* [EXERCISE REQUIREMENTS]: Repeat exactly the lines below from the line that contains "Output the text content of this document." to the last line, inclusive, without the pictures.

* [RECORDS FOR THIS EXERCISE]:
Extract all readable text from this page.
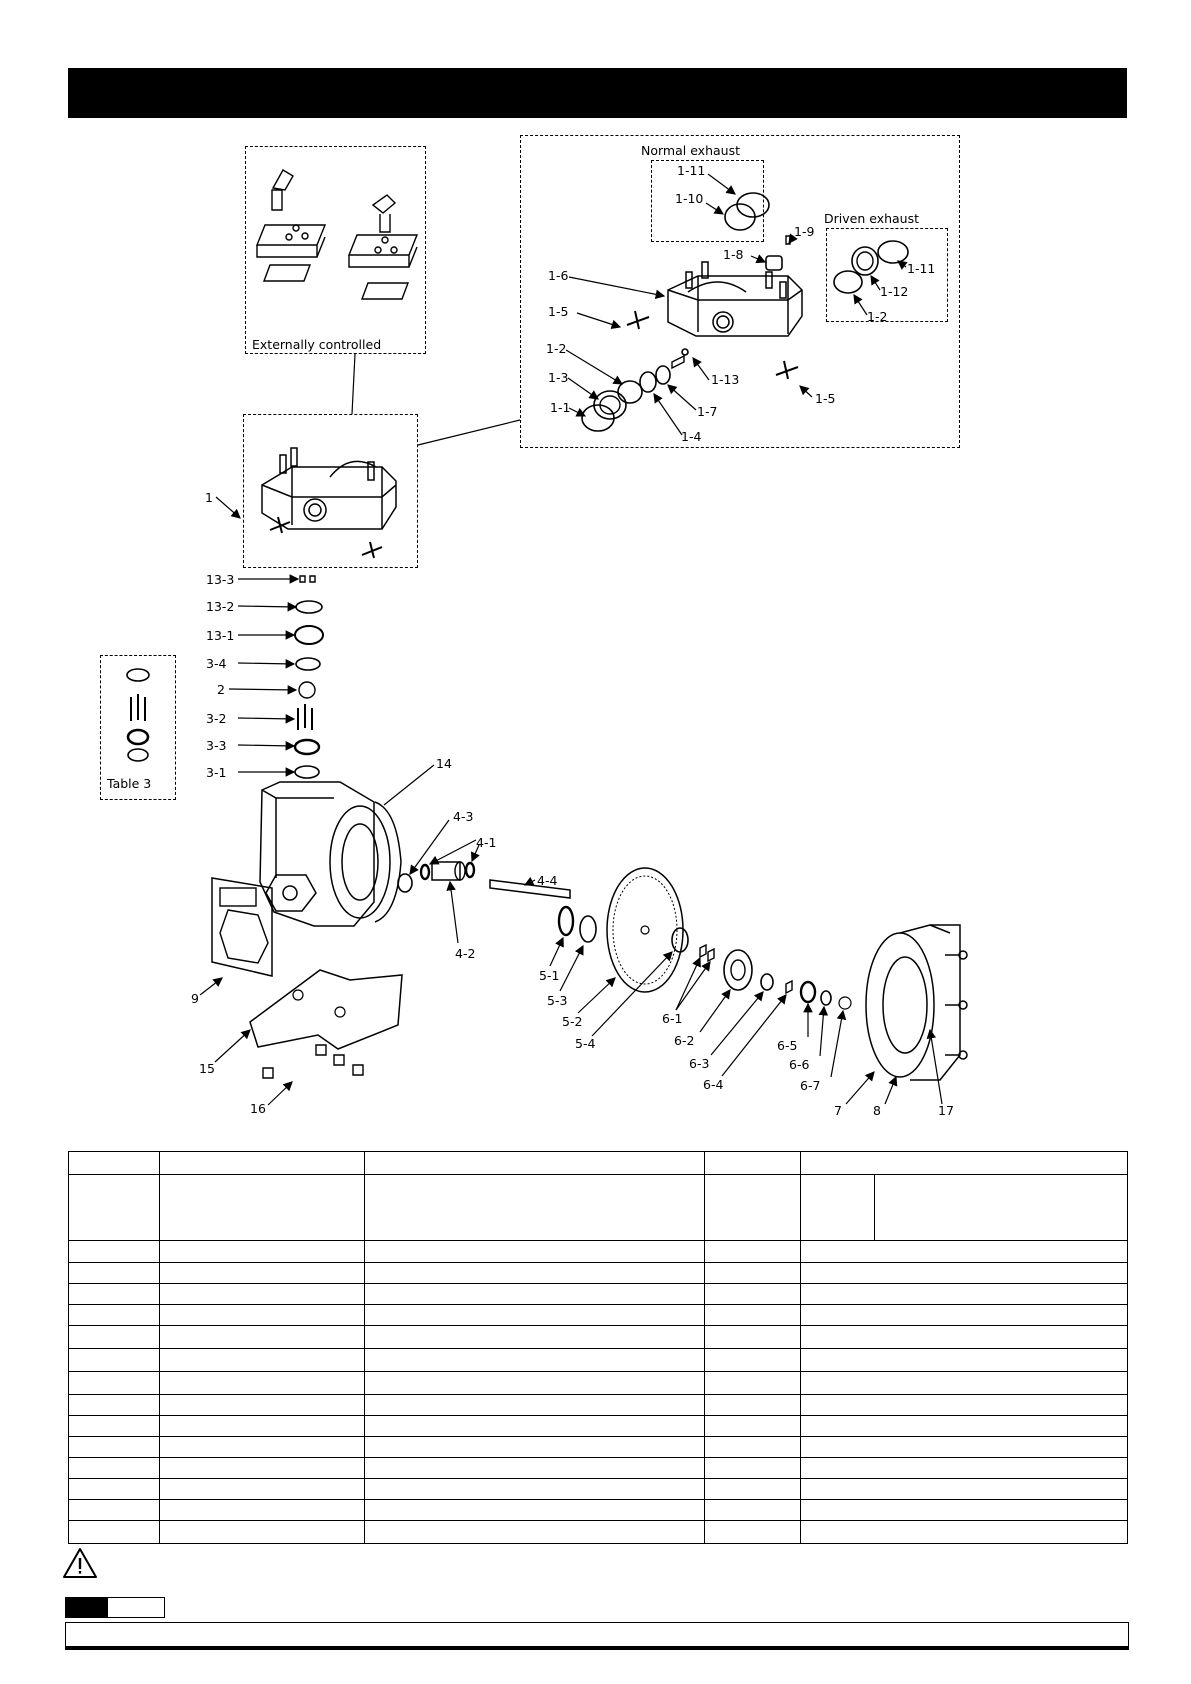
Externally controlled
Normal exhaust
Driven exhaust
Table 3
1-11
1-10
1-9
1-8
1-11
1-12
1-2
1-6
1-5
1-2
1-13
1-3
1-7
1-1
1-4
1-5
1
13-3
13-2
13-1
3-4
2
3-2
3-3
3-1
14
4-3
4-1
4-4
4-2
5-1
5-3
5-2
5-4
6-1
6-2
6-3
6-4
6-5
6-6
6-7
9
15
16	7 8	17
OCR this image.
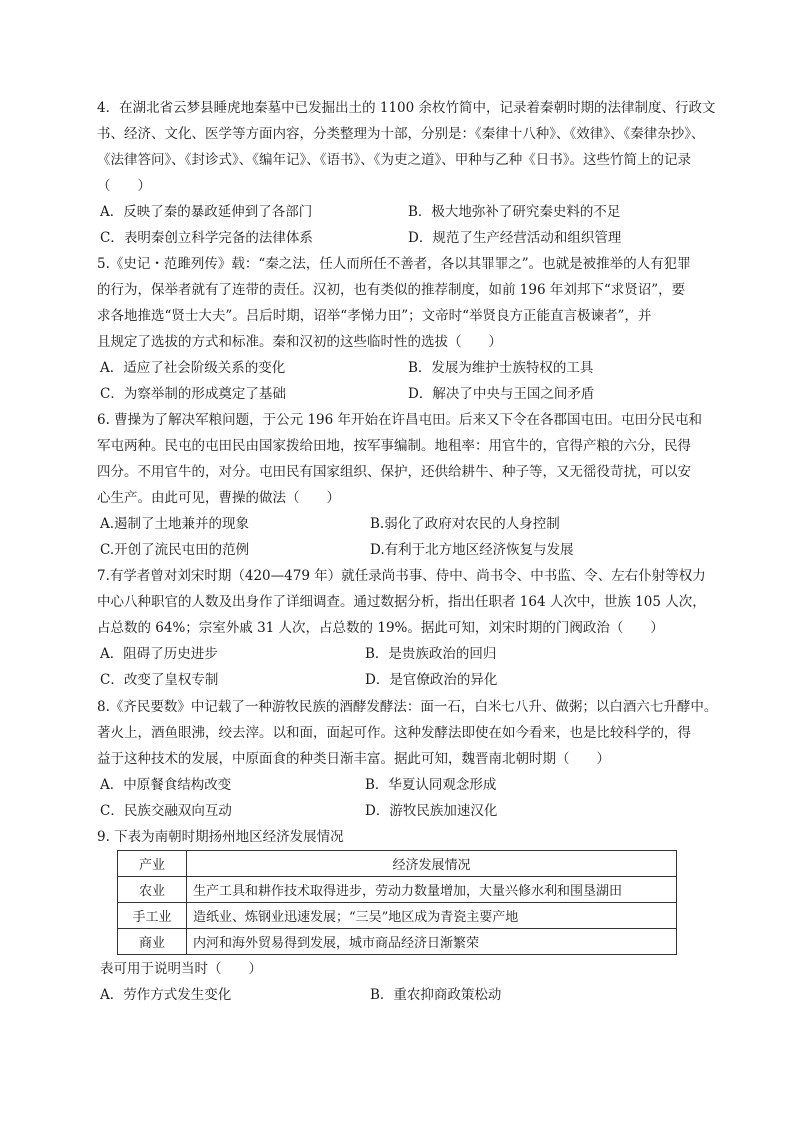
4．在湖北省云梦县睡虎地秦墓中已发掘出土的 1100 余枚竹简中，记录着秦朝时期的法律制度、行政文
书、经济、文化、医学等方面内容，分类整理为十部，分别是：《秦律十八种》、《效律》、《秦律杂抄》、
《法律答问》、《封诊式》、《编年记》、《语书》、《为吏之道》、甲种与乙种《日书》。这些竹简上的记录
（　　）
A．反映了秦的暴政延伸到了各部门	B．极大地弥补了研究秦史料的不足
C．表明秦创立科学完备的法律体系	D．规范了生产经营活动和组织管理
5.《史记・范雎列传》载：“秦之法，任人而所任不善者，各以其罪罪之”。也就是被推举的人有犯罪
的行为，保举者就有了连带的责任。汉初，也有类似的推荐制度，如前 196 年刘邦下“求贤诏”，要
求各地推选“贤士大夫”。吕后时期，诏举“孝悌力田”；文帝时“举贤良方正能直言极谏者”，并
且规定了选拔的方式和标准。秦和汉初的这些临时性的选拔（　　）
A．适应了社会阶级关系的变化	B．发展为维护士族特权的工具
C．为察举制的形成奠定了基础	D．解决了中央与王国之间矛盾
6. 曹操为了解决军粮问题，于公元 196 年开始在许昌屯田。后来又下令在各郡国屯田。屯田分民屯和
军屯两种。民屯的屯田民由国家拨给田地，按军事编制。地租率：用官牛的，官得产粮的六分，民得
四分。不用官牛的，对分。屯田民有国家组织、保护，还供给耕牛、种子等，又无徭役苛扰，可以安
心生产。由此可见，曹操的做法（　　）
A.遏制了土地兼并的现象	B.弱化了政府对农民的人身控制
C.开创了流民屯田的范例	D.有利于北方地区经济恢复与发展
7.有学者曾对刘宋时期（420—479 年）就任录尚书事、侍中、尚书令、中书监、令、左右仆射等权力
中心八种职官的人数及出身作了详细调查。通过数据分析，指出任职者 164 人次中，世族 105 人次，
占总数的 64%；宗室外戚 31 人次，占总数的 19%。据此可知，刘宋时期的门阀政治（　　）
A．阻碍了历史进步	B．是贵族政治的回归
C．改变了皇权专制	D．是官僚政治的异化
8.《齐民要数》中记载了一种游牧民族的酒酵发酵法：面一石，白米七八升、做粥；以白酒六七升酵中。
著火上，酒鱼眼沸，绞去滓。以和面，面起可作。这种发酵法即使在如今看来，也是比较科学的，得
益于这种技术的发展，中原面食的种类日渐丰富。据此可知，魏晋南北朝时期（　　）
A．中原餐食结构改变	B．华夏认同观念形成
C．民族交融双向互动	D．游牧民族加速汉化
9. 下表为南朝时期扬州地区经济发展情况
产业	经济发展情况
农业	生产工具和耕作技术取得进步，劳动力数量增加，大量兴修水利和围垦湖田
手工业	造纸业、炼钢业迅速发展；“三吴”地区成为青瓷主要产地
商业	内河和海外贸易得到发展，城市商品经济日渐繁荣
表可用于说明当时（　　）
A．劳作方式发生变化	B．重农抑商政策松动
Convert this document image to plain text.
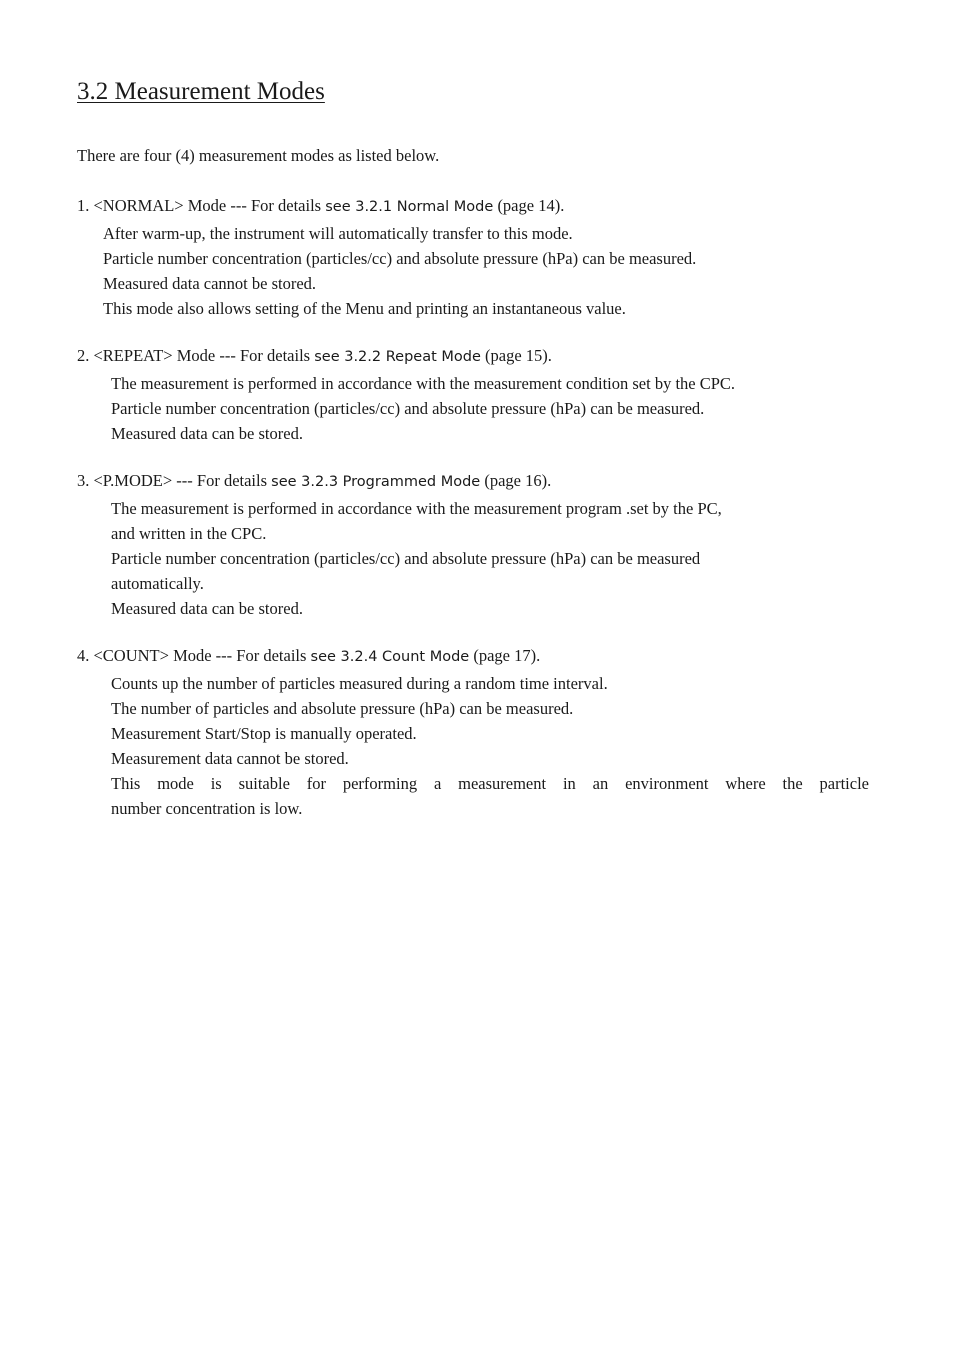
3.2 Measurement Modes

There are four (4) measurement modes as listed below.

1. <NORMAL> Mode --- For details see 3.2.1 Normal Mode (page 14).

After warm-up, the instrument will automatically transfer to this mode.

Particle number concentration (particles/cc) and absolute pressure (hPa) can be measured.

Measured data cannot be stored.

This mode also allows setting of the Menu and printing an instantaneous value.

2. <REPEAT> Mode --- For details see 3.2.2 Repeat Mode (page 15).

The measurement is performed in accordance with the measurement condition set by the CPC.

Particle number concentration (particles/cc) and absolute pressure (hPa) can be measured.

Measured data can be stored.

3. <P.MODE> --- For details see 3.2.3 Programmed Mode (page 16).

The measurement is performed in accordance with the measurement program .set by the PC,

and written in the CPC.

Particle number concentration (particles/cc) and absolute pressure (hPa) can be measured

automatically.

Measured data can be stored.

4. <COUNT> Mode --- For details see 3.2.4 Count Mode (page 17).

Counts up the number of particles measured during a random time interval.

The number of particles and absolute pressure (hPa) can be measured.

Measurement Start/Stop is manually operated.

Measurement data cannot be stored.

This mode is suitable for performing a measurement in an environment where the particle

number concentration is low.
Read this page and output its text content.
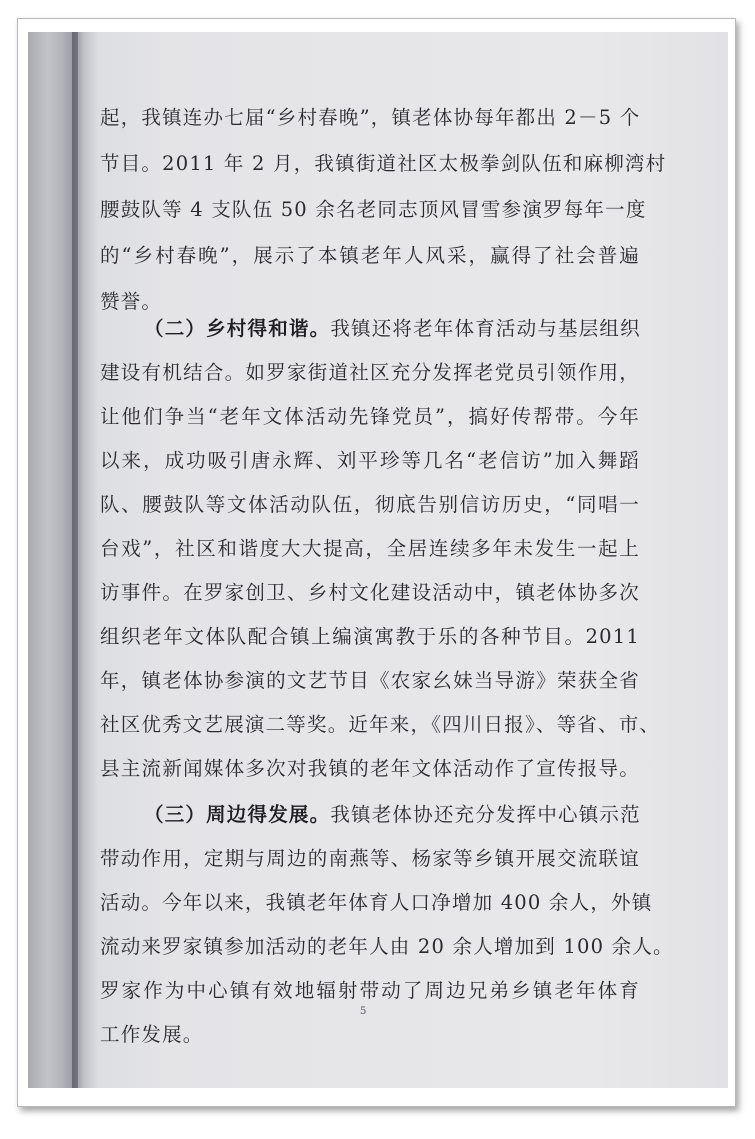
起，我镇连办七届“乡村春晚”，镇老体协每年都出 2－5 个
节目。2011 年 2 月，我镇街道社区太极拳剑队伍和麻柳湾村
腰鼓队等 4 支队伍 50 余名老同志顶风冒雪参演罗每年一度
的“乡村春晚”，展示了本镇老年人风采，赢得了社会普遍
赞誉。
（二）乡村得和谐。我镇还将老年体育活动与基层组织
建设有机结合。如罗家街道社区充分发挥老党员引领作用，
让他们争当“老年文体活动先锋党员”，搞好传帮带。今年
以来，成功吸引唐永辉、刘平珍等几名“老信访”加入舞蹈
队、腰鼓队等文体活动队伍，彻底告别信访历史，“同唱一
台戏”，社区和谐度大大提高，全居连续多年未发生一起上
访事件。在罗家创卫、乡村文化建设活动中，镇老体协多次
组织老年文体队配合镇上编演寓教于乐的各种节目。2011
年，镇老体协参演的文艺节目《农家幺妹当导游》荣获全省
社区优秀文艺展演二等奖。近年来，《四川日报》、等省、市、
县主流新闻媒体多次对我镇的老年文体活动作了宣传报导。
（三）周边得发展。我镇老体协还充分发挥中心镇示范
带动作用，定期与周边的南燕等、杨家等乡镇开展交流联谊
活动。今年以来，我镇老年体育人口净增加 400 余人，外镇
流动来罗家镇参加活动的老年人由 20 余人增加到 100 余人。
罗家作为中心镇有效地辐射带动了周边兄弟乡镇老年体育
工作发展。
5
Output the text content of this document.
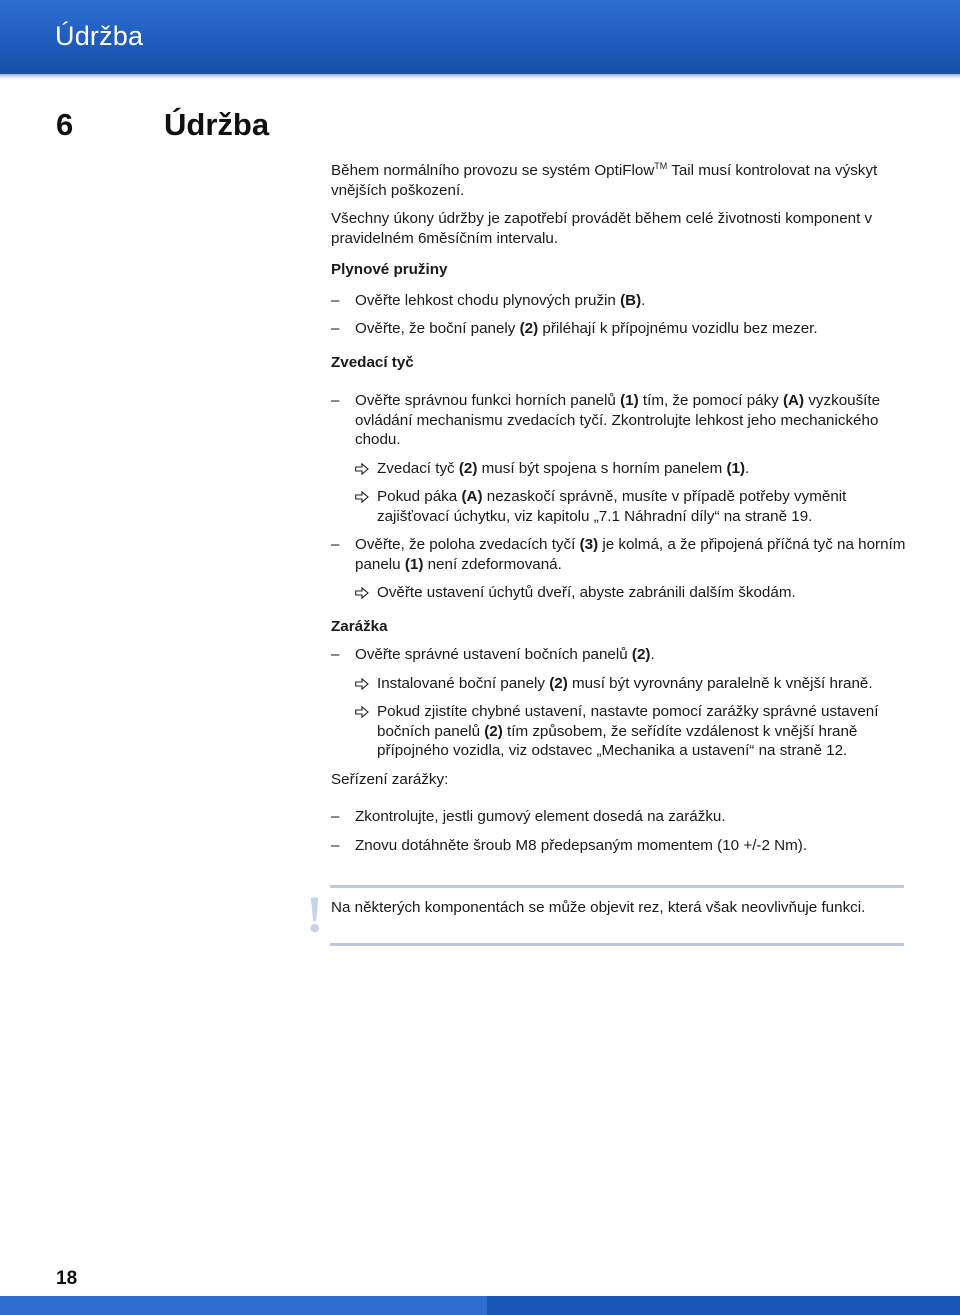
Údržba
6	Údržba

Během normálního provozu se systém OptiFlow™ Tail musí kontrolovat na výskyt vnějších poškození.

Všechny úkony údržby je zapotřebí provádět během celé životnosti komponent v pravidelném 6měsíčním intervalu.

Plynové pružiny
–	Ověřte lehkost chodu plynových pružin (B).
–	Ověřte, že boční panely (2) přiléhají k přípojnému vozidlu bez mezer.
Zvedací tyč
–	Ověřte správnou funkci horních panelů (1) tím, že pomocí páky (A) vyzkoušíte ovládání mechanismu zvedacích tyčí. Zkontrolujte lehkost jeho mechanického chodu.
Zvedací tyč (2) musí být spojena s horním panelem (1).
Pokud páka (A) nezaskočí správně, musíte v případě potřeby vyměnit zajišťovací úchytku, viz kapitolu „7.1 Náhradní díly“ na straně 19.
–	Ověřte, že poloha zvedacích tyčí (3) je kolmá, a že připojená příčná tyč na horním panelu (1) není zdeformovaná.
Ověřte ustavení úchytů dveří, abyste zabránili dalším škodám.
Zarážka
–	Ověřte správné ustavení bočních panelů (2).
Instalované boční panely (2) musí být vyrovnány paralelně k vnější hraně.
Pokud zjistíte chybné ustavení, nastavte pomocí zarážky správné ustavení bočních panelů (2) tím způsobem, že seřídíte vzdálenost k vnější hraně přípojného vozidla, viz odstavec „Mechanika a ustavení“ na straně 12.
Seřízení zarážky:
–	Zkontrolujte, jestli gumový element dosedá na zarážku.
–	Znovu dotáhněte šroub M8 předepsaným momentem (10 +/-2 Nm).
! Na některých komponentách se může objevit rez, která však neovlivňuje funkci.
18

* [EXERCISE ANSWER]:
Output the text content of this document.
Údržba
6	Údržba

Během normálního provozu se systém OptiFlow™ Tail musí kontrolovat na výskyt vnějších poškození.

Všechny úkony údržby je zapotřebí provádět během celé životnosti komponent v pravidelném 6měsíčním intervalu.

Plynové pružiny
–	Ověřte lehkost chodu plynových pružin (B).
–	Ověřte, že boční panely (2) přiléhají k přípojnému vozidlu bez mezer.
Zvedací tyč
–	Ověřte správnou funkci horních panelů (1) tím, že pomocí páky (A) vyzkoušíte ovládání mechanismu zvedacích tyčí. Zkontrolujte lehkost jeho mechanického chodu.
Zvedací tyč (2) musí být spojena s horním panelem (1).
Pokud páka (A) nezaskočí správně, musíte v případě potřeby vyměnit zajišťovací úchytku, viz kapitolu „7.1 Náhradní díly“ na straně 19.
–	Ověřte, že poloha zvedacích tyčí (3) je kolmá, a že připojená příčná tyč na horním panelu (1) není zdeformovaná.
Ověřte ustavení úchytů dveří, abyste zabránili dalším škodám.
Zarážka
–	Ověřte správné ustavení bočních panelů (2).
Instalované boční panely (2) musí být vyrovnány paralelně k vnější hraně.
Pokud zjistíte chybné ustavení, nastavte pomocí zarážky správné ustavení bočních panelů (2) tím způsobem, že seřídíte vzdálenost k vnější hraně přípojného vozidla, viz odstavec „Mechanika a ustavení“ na straně 12.
Seřízení zarážky:
–	Zkontrolujte, jestli gumový element dosedá na zarážku.
–	Znovu dotáhněte šroub M8 předepsaným momentem (10 +/-2 Nm).
! Na některých komponentách se může objevit rez, která však neovlivňuje funkci.
18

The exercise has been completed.